From the listing, collect all lines containing the word "цифровых".
[START MATERIAL]
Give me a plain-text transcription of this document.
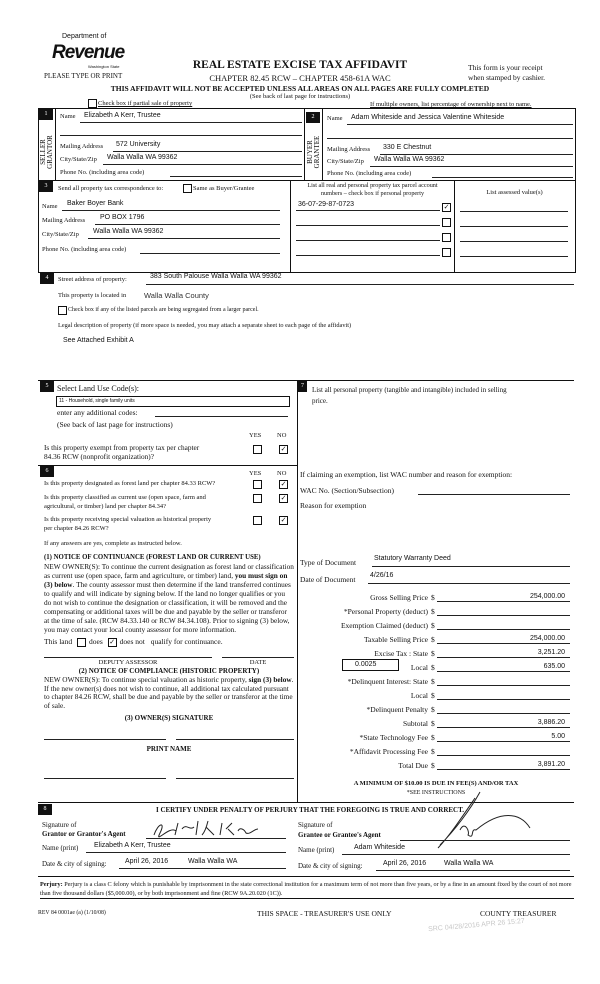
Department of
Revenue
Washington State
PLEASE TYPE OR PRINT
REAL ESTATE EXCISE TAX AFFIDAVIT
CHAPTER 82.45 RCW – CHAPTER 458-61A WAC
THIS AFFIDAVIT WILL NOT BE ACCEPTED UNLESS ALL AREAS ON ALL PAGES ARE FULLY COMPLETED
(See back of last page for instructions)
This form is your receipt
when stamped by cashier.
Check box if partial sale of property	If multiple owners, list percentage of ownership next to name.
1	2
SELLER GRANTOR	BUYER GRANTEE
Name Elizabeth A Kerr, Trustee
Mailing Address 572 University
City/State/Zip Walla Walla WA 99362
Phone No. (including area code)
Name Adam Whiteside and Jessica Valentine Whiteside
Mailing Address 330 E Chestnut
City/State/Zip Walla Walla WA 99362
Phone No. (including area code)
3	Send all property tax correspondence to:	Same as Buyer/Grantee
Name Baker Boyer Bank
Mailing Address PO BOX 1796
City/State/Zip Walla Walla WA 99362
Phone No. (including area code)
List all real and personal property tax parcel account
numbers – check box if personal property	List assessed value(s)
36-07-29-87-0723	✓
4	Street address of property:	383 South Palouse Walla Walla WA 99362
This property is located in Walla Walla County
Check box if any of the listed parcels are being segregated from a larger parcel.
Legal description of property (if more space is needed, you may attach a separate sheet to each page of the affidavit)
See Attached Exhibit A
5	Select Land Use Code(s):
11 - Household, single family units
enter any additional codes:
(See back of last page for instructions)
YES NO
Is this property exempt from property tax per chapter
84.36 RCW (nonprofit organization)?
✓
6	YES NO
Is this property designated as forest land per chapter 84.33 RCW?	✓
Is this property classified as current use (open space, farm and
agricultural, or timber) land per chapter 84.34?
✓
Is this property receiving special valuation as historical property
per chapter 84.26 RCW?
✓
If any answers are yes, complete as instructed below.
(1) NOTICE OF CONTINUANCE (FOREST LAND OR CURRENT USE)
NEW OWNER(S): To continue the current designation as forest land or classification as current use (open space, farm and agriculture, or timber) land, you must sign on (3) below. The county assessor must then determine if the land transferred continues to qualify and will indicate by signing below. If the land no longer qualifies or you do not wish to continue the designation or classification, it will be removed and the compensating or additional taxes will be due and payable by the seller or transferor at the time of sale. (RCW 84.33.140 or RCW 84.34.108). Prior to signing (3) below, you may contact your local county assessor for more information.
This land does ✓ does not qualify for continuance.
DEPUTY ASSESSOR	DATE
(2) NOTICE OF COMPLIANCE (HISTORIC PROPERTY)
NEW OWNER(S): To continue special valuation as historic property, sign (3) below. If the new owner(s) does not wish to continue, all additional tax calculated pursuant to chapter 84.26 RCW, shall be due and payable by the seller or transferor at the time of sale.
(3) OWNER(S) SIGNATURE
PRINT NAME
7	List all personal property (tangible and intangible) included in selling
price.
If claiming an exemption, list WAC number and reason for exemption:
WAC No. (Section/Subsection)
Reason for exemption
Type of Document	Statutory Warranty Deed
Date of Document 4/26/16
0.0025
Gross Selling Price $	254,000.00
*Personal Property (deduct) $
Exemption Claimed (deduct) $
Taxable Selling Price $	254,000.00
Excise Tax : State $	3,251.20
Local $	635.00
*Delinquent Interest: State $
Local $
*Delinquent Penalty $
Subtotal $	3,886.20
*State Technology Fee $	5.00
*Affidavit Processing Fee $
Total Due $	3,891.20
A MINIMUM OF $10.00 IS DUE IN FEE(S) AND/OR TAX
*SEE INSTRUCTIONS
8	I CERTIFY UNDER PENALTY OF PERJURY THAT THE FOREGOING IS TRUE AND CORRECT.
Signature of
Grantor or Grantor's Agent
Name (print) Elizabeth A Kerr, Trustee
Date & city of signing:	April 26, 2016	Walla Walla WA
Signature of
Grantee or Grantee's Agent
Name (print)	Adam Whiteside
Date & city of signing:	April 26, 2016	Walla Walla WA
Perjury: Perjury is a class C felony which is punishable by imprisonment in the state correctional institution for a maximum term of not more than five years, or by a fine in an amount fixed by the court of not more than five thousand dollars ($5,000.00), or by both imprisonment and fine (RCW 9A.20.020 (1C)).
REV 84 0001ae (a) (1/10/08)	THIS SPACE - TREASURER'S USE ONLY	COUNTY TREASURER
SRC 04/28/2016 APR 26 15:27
[END MATERIAL]
[START MATERIAL]
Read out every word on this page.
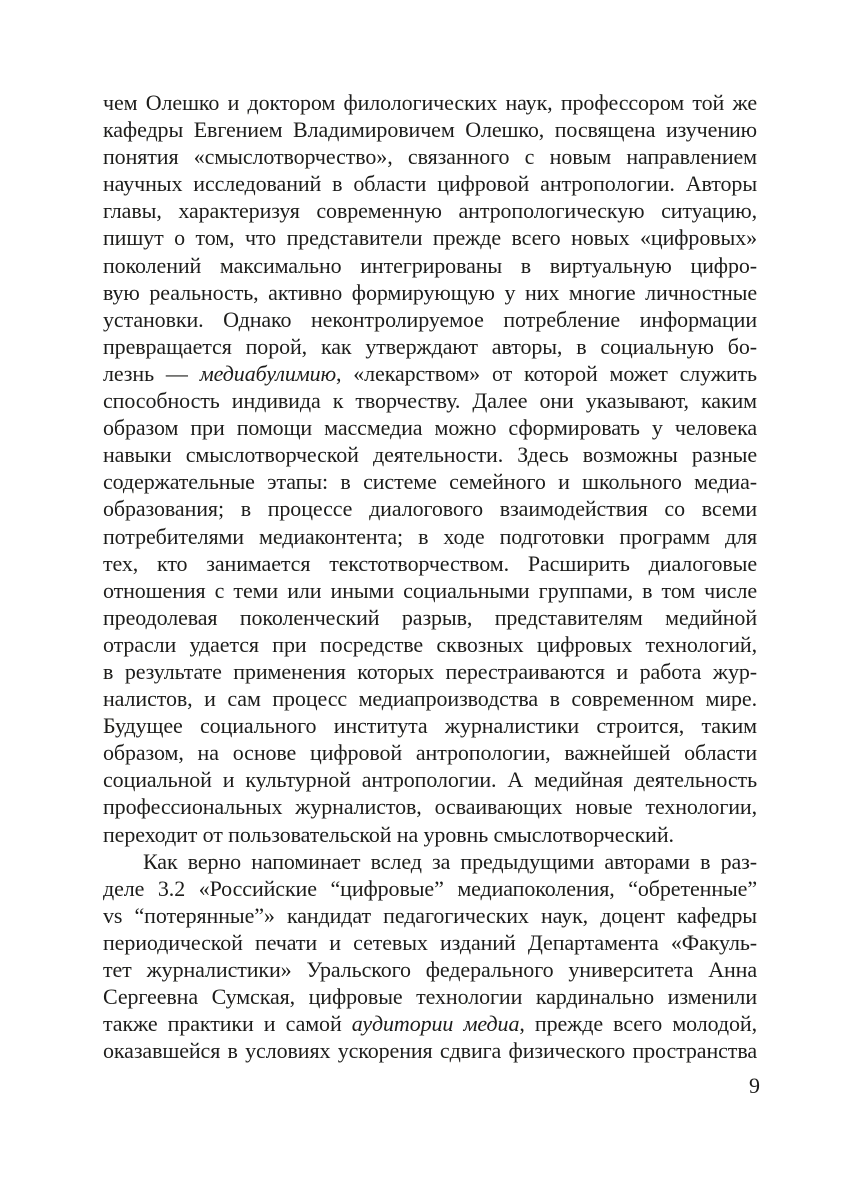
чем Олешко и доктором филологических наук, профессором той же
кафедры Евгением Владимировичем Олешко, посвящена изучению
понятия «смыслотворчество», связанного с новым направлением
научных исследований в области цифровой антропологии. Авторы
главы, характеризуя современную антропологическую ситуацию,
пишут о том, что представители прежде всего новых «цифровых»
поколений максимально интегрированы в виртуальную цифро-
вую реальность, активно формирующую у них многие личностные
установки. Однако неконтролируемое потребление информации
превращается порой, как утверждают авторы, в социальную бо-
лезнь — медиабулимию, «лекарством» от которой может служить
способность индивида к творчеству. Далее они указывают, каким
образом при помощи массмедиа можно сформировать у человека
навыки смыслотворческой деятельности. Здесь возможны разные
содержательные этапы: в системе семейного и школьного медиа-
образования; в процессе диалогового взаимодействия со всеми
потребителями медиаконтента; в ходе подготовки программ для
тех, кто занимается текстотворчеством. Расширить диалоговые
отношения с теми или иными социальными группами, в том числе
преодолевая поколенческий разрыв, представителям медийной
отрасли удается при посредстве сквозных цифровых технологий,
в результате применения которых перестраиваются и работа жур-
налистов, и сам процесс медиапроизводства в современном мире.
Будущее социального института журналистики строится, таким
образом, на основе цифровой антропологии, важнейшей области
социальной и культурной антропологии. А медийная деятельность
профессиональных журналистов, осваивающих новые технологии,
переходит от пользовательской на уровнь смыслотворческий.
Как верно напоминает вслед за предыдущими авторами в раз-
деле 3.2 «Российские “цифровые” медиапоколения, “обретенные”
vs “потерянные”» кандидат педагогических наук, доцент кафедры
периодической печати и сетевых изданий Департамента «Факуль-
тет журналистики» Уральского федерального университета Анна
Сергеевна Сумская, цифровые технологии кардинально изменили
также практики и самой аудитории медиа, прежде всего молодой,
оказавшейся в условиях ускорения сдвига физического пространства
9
[END MATERIAL]
[START MATERIAL]
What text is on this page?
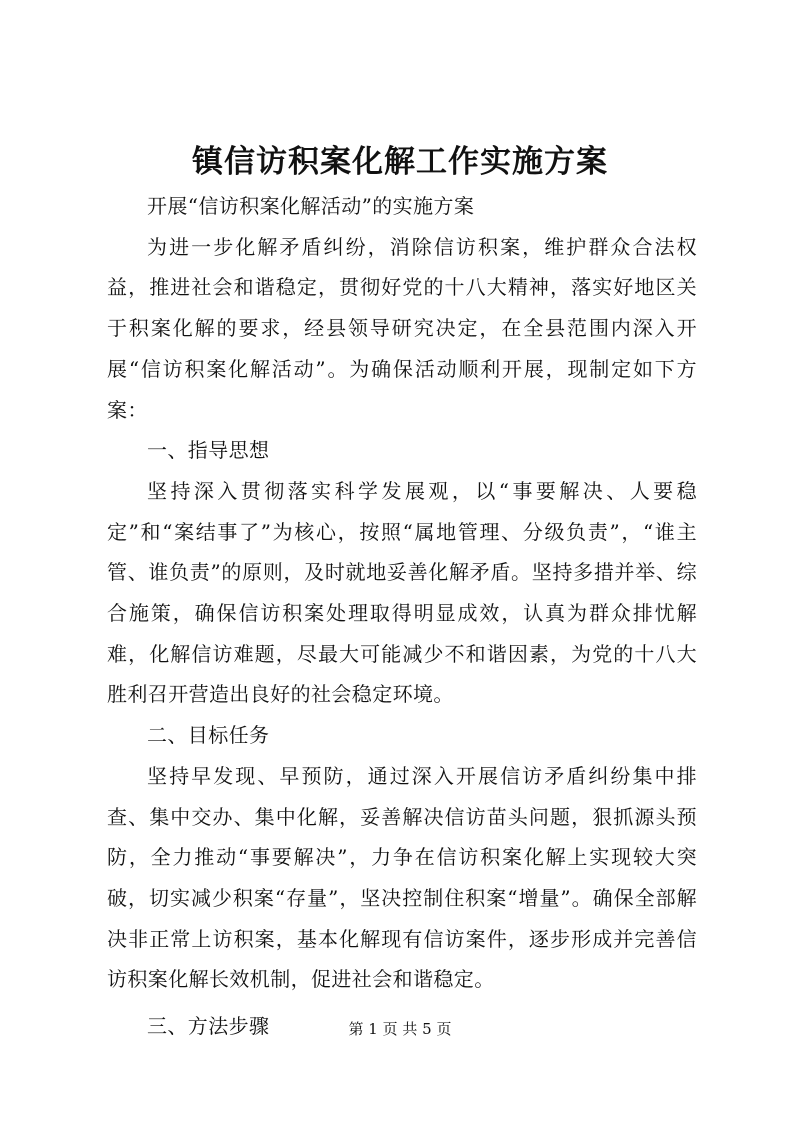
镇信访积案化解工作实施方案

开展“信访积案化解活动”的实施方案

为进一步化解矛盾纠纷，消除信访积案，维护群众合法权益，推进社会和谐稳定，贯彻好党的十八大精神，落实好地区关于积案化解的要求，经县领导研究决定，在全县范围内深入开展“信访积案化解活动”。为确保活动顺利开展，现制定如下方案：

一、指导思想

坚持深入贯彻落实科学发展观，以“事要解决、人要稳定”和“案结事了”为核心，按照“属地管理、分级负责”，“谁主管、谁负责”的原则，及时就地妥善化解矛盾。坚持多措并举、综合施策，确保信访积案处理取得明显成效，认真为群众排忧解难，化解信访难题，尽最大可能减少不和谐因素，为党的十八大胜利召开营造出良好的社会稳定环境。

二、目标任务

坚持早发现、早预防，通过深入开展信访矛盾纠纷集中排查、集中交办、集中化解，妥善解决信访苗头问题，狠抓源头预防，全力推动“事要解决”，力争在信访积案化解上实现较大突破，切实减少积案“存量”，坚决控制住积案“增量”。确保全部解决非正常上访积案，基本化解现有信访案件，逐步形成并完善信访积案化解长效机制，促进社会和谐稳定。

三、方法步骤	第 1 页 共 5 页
[END MATERIAL]
● RESPONSE
пишут о том, что представители прежде всего новых «цифровых»
отрасли удается при посредстве сквозных цифровых технологий,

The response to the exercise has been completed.